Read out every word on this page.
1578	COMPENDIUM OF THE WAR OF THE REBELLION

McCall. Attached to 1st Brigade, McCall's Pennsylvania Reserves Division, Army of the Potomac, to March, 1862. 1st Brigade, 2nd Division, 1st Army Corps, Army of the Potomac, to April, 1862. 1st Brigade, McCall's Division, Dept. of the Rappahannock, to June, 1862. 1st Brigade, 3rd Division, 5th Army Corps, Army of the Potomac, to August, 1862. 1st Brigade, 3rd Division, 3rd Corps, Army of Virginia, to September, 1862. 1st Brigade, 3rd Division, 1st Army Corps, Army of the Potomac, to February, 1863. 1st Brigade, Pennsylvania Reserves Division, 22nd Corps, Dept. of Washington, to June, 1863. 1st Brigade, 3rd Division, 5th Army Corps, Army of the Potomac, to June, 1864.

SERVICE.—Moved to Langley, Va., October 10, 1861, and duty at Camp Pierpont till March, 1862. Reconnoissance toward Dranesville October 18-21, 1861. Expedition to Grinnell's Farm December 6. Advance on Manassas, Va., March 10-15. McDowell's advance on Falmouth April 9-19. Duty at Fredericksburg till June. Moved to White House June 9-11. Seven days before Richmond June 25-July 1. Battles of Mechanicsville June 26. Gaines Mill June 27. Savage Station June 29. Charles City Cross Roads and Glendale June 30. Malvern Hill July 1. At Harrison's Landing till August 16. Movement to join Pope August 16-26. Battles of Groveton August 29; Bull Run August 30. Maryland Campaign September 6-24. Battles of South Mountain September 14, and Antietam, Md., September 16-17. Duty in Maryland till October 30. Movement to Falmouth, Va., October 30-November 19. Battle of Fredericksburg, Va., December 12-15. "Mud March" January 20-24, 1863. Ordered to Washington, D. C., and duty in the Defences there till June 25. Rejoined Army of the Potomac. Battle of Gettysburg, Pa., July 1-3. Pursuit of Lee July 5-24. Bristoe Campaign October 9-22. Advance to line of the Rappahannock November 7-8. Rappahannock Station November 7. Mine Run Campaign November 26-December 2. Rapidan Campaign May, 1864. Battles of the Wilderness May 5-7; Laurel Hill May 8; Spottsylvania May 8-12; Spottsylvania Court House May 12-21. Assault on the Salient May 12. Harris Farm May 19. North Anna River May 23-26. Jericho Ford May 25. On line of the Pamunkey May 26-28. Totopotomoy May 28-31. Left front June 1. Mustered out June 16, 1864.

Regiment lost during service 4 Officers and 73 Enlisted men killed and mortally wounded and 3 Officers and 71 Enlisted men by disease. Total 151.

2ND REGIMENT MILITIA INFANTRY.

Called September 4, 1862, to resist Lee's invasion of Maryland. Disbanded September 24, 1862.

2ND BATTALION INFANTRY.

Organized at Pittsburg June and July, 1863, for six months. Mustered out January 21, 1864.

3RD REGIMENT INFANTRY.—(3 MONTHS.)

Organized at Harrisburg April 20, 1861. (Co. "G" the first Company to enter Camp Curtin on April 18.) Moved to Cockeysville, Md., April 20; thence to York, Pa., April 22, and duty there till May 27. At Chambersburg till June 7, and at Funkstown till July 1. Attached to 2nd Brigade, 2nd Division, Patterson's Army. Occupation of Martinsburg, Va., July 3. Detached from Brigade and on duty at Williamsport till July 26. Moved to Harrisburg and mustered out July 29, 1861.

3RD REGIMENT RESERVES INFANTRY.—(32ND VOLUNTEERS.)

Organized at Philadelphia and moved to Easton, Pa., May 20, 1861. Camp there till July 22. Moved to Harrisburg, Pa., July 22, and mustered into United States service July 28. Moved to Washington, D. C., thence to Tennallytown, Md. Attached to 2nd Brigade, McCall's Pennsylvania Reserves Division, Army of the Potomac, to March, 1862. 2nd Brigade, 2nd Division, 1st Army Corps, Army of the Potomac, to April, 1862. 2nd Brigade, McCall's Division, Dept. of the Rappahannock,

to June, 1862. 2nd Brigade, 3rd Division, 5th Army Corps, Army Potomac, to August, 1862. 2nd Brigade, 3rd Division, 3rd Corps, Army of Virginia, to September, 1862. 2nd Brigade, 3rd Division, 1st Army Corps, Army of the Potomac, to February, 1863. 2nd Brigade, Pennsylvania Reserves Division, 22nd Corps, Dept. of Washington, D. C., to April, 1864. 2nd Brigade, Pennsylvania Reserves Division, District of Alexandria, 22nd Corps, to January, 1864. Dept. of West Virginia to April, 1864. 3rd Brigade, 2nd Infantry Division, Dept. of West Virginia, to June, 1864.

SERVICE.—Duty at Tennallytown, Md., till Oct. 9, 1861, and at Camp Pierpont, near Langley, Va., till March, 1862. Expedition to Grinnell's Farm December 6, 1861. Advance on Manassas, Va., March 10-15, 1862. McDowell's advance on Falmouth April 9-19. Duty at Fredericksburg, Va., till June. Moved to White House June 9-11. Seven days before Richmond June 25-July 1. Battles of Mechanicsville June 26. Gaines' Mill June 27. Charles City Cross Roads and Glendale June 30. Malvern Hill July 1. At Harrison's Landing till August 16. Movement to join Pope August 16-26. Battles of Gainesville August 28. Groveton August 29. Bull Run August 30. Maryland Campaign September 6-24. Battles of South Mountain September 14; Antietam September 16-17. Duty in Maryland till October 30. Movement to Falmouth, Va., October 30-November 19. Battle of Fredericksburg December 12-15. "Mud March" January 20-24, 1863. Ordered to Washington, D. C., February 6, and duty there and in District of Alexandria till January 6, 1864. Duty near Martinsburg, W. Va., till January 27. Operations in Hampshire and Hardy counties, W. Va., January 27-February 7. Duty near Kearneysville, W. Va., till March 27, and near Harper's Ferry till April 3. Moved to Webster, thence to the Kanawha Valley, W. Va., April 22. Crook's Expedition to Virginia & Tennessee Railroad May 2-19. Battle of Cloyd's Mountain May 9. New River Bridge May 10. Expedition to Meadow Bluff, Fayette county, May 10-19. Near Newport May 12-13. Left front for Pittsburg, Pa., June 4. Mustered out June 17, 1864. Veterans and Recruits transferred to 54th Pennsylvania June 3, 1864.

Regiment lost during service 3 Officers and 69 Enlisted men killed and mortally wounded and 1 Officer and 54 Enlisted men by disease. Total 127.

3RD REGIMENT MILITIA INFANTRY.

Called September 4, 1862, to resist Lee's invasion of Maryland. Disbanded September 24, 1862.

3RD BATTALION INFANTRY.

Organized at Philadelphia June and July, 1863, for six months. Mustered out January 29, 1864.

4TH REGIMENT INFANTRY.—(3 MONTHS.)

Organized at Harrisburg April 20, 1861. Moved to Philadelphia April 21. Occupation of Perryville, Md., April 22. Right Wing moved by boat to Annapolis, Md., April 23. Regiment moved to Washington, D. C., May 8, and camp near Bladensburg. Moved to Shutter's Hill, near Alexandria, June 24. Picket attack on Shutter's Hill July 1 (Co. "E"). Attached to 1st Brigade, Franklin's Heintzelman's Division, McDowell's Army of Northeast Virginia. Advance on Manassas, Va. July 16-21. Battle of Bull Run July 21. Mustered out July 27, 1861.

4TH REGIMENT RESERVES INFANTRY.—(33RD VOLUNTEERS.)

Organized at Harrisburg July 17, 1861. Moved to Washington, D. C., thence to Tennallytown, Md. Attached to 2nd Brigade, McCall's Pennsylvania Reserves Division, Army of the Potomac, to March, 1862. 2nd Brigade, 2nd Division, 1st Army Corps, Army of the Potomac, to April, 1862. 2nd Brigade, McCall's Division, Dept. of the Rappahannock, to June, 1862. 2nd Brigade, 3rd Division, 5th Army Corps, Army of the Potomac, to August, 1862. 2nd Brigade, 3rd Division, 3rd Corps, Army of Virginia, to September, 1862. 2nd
------------------------------------------------------------
Repeat the entries shown above, every one, word for word.

Read out every word on this page.
1578	COMPENDIUM OF THE WAR OF THE REBELLION

McCall. Attached to 1st Brigade, McCall's Pennsylvania Reserves Division, Army of the Potomac, to March, 1862. 1st Brigade, 2nd Division, 1st Army Corps, Army of the Potomac, to April, 1862. 1st Brigade, McCall's Division, Dept. of the Rappahannock, to June, 1862. 1st Brigade, 3rd Division, 5th Army Corps, Army of the Potomac, to August, 1862. 1st Brigade, 3rd Division, 3rd Corps, Army of Virginia, to September, 1862. 1st Brigade, 3rd Division, 1st Army Corps, Army of the Potomac, to February, 1863. 1st Brigade, Pennsylvania Reserves Division, 22nd Corps, Dept. of Washington, to June, 1863. 1st Brigade, 3rd Division, 5th Army Corps, Army of the Potomac, to June, 1864.

SERVICE.—Moved to Langley, Va., October 10, 1861, and duty at Camp Pierpont till March, 1862. Reconnoissance toward Dranesville October 18-21, 1861. Expedition to Grinnell's Farm December 6. Advance on Manassas, Va., March 10-15. McDowell's advance on Falmouth April 9-19. Duty at Fredericksburg till June. Moved to White House June 9-11. Seven days before Richmond June 25-July 1. Battles of Mechanicsville June 26. Gaines Mill June 27. Savage Station June 29. Charles City Cross Roads and Glendale June 30. Malvern Hill July 1. At Harrison's Landing till August 16. Movement to join Pope August 16-26. Battles of Groveton August 29; Bull Run August 30. Maryland Campaign September 6-24. Battles of South Mountain September 14, and Antietam, Md., September 16-17. Duty in Maryland till October 30. Movement to Falmouth, Va., October 30-November 19. Battle of Fredericksburg, Va., December 12-15. "Mud March" January 20-24, 1863. Ordered to Washington, D. C., and duty in the Defences there till June 25. Rejoined Army of the Potomac. Battle of Gettysburg, Pa., July 1-3. Pursuit of Lee July 5-24. Bristoe Campaign October 9-22. Advance to line of the Rappahannock November 7-8. Rappahannock Station November 7. Mine Run Campaign November 26-December 2. Rapidan Campaign May, 1864. Battles of the Wilderness May 5-7; Laurel Hill May 8; Spottsylvania May 8-12; Spottsylvania Court House May 12-21. Assault on the Salient May 12. Harris Farm May 19. North Anna River May 23-26. Jericho Ford May 25. On line of the Pamunkey May 26-28. Totopotomoy May 28-31. Left front June 1. Mustered out June 16, 1864.

Regiment lost during service 4 Officers and 73 Enlisted men killed and mortally wounded and 3 Officers and 71 Enlisted men by disease. Total 151.

2ND REGIMENT MILITIA INFANTRY.

Called September 4, 1862, to resist Lee's invasion of Maryland. Disbanded September 24, 1862.

2ND BATTALION INFANTRY.

Organized at Pittsburg June and July, 1863, for six months. Mustered out January 21, 1864.

3RD REGIMENT INFANTRY.—(3 MONTHS.)

Organized at Harrisburg April 20, 1861. (Co. "G" the first Company to enter Camp Curtin on April 18.) Moved to Cockeysville, Md., April 20; thence to York, Pa., April 22, and duty there till May 27. At Chambersburg till June 7, and at Funkstown till July 1. Attached to 2nd Brigade, 2nd Division, Patterson's Army. Occupation of Martinsburg, Va., July 3. Detached from Brigade and on duty at Williamsport till July 26. Moved to Harrisburg and mustered out July 29, 1861.

3RD REGIMENT RESERVES INFANTRY.—(32ND VOLUNTEERS.)

Organized at Philadelphia and moved to Easton, Pa., May 20, 1861. Camp there till July 22. Moved to Harrisburg, Pa., July 22, and mustered into United States service July 28. Moved to Washington, D. C., thence to Tennallytown, Md. Attached to 2nd Brigade, McCall's Pennsylvania Reserves Division, Army of the Potomac, to March, 1862. 2nd Brigade, 2nd Division, 1st Army Corps, Army of the Potomac, to April, 1862. 2nd Brigade, McCall's Division, Dept. of the Rappahannock,

to June, 1862. 2nd Brigade, 3rd Division, 5th Army Corps, Army Potomac, to August, 1862. 2nd Brigade, 3rd Division, 3rd Corps, Army of Virginia, to September, 1862. 2nd Brigade, 3rd Division, 1st Army Corps, Army of the Potomac, to February, 1863. 2nd Brigade, Pennsylvania Reserves Division, 22nd Corps, Dept. of Washington, D. C., to April, 1864. 2nd Brigade, Pennsylvania Reserves Division, District of Alexandria, 22nd Corps, to January, 1864. Dept. of West Virginia to April, 1864. 3rd Brigade, 2nd Infantry Division, Dept. of West Virginia, to June, 1864.

SERVICE.—Duty at Tennallytown, Md., till Oct. 9, 1861, and at Camp Pierpont, near Langley, Va., till March, 1862. Expedition to Grinnell's Farm December 6, 1861. Advance on Manassas, Va., March 10-15, 1862. McDowell's advance on Falmouth April 9-19. Duty at Fredericksburg, Va., till June. Moved to White House June 9-11. Seven days before Richmond June 25-July 1. Battles of Mechanicsville June 26. Gaines' Mill June 27. Charles City Cross Roads and Glendale June 30. Malvern Hill July 1. At Harrison's Landing till August 16. Movement to join Pope August 16-26. Battles of Gainesville August 28. Groveton August 29. Bull Run August 30. Maryland Campaign September 6-24. Battles of South Mountain September 14; Antietam September 16-17. Duty in Maryland till October 30. Movement to Falmouth, Va., October 30-November 19. Battle of Fredericksburg December 12-15. "Mud March" January 20-24, 1863. Ordered to Washington, D. C., February 6, and duty there and in District of Alexandria till January 6, 1864. Duty near Martinsburg, W. Va., till January 27. Operations in Hampshire and Hardy counties, W. Va., January 27-February 7. Duty near Kearneysville, W. Va., till March 27, and near Harper's Ferry till April 3. Moved to Webster, thence to the Kanawha Valley, W. Va., April 22. Crook's Expedition to Virginia & Tennessee Railroad May 2-19. Battle of Cloyd's Mountain May 9. New River Bridge May 10. Expedition to Meadow Bluff, Fayette county, May 10-19. Near Newport May 12-13. Left front for Pittsburg, Pa., June 4. Mustered out June 17, 1864. Veterans and Recruits transferred to 54th Pennsylvania June 3, 1864.

Regiment lost during service 3 Officers and 69 Enlisted men killed and mortally wounded and 1 Officer and 54 Enlisted men by disease. Total 127.

3RD REGIMENT MILITIA INFANTRY.

Called September 4, 1862, to resist Lee's invasion of Maryland. Disbanded September 24, 1862.

3RD BATTALION INFANTRY.

Organized at Philadelphia June and July, 1863, for six months. Mustered out January 29, 1864.

4TH REGIMENT INFANTRY.—(3 MONTHS.)

Organized at Harrisburg April 20, 1861. Moved to Philadelphia April 21. Occupation of Perryville, Md., April 22. Right Wing moved by boat to Annapolis, Md., April 23. Regiment moved to Washington, D. C., May 8, and camp near Bladensburg. Moved to Shutter's Hill, near Alexandria, June 24. Picket attack on Shutter's Hill July 1 (Co. "E"). Attached to 1st Brigade, Franklin's Heintzelman's Division, McDowell's Army of Northeast Virginia. Advance on Manassas, Va. July 16-21. Battle of Bull Run July 21. Mustered out July 27, 1861.

4TH REGIMENT RESERVES INFANTRY.—(33RD VOLUNTEERS.)

Organized at Harrisburg July 17, 1861. Moved to Washington, D. C., thence to Tennallytown, Md. Attached to 2nd Brigade, McCall's Pennsylvania Reserves Division, Army of the Potomac, to March, 1862. 2nd Brigade, 2nd Division, 1st Army Corps, Army of the Potomac, to April, 1862. 2nd Brigade, McCall's Division, Dept. of the Rappahannock, to June, 1862. 2nd Brigade, 3rd Division, 5th Army Corps, Army of the Potomac, to August, 1862. 2nd Brigade, 3rd Division, 3rd Corps, Army of Virginia, to September, 1862. 2nd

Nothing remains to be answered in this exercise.